━━━━━ Records ━━━━━

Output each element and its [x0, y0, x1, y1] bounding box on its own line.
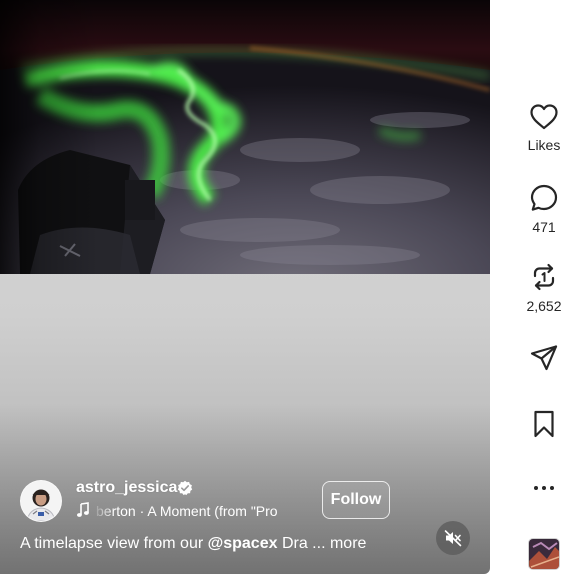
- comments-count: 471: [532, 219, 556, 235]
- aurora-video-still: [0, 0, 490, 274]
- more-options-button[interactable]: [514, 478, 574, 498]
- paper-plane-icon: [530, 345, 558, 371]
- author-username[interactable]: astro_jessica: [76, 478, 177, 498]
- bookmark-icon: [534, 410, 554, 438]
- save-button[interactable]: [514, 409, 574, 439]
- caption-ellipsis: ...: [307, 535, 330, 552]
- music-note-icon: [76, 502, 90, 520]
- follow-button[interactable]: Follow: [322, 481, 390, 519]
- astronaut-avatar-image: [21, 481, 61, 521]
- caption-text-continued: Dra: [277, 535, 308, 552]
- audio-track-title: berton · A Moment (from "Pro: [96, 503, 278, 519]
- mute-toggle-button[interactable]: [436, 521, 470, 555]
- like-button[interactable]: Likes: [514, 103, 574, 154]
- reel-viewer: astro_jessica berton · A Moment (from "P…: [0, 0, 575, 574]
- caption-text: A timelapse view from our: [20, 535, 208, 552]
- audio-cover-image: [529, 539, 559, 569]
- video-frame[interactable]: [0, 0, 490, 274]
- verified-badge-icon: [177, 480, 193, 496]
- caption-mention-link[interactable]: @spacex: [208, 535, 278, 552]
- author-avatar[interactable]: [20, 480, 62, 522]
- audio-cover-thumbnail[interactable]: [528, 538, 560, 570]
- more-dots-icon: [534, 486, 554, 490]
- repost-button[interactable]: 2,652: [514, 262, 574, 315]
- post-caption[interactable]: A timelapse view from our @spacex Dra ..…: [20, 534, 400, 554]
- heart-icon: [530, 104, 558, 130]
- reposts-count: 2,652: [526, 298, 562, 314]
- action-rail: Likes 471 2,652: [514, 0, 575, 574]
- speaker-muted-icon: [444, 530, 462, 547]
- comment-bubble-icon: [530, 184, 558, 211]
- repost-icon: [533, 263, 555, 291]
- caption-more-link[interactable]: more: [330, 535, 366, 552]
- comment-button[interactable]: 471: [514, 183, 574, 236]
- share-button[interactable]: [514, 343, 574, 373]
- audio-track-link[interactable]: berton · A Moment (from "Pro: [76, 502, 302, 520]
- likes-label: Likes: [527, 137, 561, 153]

━━━━━
━━━━━ Records ━━━━━

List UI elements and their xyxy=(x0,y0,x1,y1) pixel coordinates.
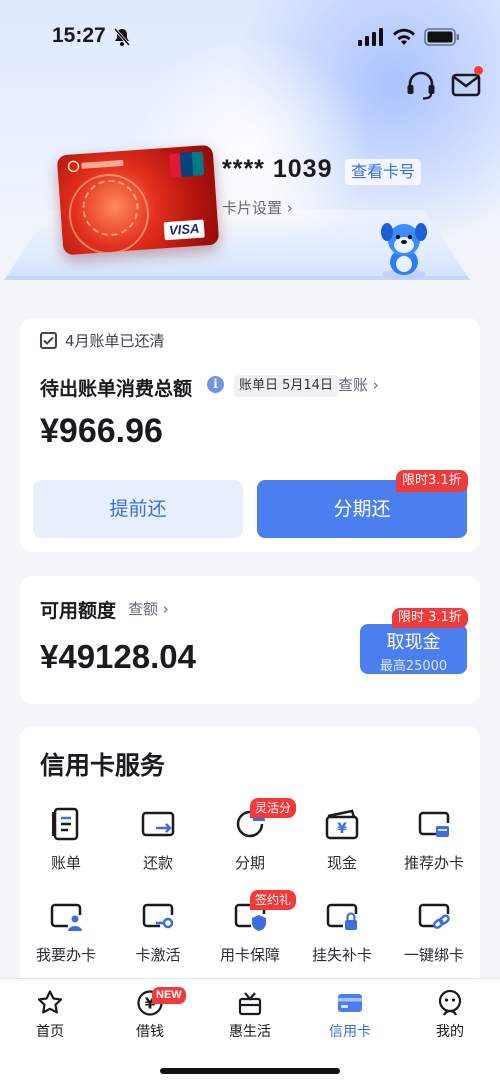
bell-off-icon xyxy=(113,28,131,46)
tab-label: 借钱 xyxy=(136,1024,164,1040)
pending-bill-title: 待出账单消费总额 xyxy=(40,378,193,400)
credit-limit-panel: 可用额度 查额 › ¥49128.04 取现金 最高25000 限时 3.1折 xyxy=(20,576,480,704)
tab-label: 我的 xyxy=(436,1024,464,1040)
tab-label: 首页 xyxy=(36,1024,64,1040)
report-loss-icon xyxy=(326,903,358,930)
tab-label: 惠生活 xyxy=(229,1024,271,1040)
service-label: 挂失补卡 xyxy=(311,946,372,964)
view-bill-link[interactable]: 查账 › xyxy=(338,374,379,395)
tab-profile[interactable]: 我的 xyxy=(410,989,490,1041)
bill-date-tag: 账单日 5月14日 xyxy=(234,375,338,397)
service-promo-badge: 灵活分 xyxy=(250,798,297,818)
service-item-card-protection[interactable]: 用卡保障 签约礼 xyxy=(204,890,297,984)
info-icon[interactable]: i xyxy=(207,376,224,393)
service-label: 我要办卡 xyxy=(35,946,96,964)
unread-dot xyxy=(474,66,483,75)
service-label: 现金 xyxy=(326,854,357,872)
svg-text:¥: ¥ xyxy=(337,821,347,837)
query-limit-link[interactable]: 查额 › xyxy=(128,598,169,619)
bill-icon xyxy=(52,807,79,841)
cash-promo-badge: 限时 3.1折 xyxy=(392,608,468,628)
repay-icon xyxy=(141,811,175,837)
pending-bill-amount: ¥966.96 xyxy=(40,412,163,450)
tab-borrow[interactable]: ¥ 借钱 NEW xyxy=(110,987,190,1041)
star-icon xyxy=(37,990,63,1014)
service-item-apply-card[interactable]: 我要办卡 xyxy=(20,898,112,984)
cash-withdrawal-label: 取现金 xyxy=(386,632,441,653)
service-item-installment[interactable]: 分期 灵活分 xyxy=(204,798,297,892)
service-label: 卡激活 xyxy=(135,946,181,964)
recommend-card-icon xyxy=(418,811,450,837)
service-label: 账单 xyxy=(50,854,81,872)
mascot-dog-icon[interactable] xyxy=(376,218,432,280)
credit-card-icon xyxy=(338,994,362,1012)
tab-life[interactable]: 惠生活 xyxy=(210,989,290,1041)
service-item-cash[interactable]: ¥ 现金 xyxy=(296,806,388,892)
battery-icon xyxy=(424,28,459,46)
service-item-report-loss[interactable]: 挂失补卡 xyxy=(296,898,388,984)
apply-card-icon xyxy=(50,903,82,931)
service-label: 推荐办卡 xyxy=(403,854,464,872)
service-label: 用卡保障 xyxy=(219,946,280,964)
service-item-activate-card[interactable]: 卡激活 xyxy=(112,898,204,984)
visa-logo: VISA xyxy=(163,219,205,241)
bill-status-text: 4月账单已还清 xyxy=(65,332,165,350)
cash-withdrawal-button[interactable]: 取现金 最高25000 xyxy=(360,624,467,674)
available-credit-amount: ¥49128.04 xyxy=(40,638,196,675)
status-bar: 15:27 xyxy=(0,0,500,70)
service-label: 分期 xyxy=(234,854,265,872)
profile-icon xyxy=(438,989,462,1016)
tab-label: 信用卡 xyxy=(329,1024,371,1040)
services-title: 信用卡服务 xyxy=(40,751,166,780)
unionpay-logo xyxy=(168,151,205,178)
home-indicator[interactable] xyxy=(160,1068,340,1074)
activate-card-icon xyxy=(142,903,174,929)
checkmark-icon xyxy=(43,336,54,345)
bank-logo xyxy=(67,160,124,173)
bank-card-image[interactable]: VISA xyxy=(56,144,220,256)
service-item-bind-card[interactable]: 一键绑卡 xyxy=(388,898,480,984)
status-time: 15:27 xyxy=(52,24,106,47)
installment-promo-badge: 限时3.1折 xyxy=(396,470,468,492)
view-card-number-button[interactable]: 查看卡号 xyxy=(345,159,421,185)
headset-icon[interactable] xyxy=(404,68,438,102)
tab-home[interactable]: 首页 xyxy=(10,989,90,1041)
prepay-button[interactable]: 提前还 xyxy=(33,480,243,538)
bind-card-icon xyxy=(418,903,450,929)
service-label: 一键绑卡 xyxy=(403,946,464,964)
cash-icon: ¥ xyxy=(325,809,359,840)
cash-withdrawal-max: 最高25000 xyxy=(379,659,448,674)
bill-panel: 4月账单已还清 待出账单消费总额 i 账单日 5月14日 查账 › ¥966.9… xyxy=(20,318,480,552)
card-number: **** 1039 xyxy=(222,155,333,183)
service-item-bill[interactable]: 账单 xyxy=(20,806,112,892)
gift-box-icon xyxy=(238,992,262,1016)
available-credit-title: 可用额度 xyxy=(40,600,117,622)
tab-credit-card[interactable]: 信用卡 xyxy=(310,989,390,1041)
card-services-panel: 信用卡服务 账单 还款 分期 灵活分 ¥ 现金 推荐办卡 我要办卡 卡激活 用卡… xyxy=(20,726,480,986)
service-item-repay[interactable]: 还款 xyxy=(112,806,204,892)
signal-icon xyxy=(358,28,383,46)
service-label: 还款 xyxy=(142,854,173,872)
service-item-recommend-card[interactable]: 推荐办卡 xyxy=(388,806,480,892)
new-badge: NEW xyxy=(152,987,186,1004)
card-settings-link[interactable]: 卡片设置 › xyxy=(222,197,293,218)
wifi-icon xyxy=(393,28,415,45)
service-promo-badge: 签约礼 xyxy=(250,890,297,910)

━━━━━
━━━━━ Records ━━━━━

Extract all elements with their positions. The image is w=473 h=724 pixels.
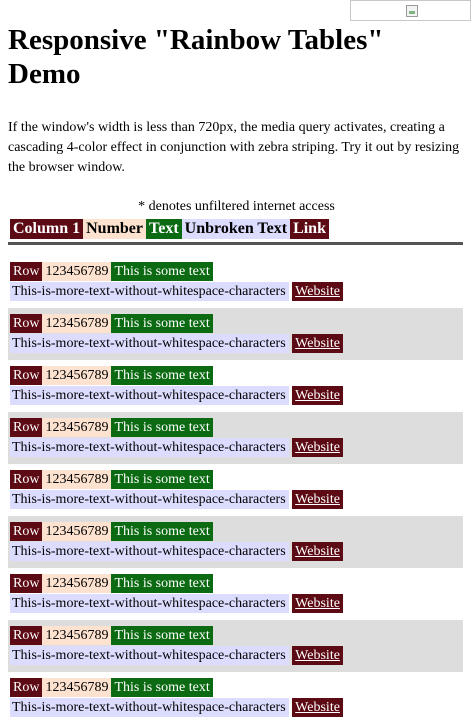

━━━━━

=== The request ===
Put every line from the one containing "List UI elements" up to and including the one containing "service-label: 卡激活 xyxy=(135,946,181,964)" into a Markdown table with the columns Number and Line, skipping blank lines. Leave the pictures out.

=== Output of the exercise ===
| Number | Line |
|---|---|
| 1 | List UI elements and their xyxy=(x0,y0,x1,y1) pixel coordinates. |
| 2 | bell-off-icon xyxy=(113,28,131,46) |
| 3 | tab-label: 借钱 xyxy=(136,1024,164,1040) |
| 4 | pending-bill-title: 待出账单消费总额 xyxy=(40,378,193,400) |
| 5 | credit-limit-panel: 可用额度 查额 › ¥49128.04 取现金 最高25000 限时 3.1折 xyxy=(20,576,480,704) |
| 6 | tab-label: 我的 xyxy=(436,1024,464,1040) |
| 7 | tab-label: 首页 xyxy=(36,1024,64,1040) |
| 8 | report-loss-icon xyxy=(326,903,358,930) |
| 9 | tab-label: 惠生活 xyxy=(229,1024,271,1040) |
| 10 | service-label: 挂失补卡 xyxy=(311,946,372,964) |
| 11 | view-bill-link[interactable]: 查账 › xyxy=(338,374,379,395) |
| 12 | tab-profile[interactable]: 我的 xyxy=(410,989,490,1041) |
| 13 | bill-date-tag: 账单日 5月14日 xyxy=(234,375,338,397) |
| 14 | service-promo-badge: 灵活分 xyxy=(250,798,297,818) |
| 15 | service-item-card-protection[interactable]: 用卡保障 签约礼 xyxy=(204,890,297,984) |
| 16 | info-icon[interactable]: i xyxy=(207,376,224,393) |
| 17 | service-label: 我要办卡 xyxy=(35,946,96,964) |
| 18 | unread-dot xyxy=(474,66,483,75) |
| 19 | service-label: 现金 xyxy=(326,854,357,872) |
| 20 | svg-text:¥: ¥ xyxy=(337,821,347,837) |
| 21 | query-limit-link[interactable]: 查额 › xyxy=(128,598,169,619) |
| 22 | bill-icon xyxy=(52,807,79,841) |
| 23 | cash-promo-badge: 限时 3.1折 xyxy=(392,608,468,628) |
| 24 | repay-icon xyxy=(141,811,175,837) |
| 25 | pending-bill-amount: ¥966.96 xyxy=(40,412,163,450) |
| 26 | tab-borrow[interactable]: ¥ 借钱 NEW xyxy=(110,987,190,1041) |
| 27 | star-icon xyxy=(37,990,63,1014) |
| 28 | service-item-apply-card[interactable]: 我要办卡 xyxy=(20,898,112,984) |
| 29 | cash-withdrawal-label: 取现金 xyxy=(386,632,441,653) |
| 30 | service-item-installment[interactable]: 分期 灵活分 xyxy=(204,798,297,892) |
| 31 | service-label: 卡激活 xyxy=(135,946,181,964) |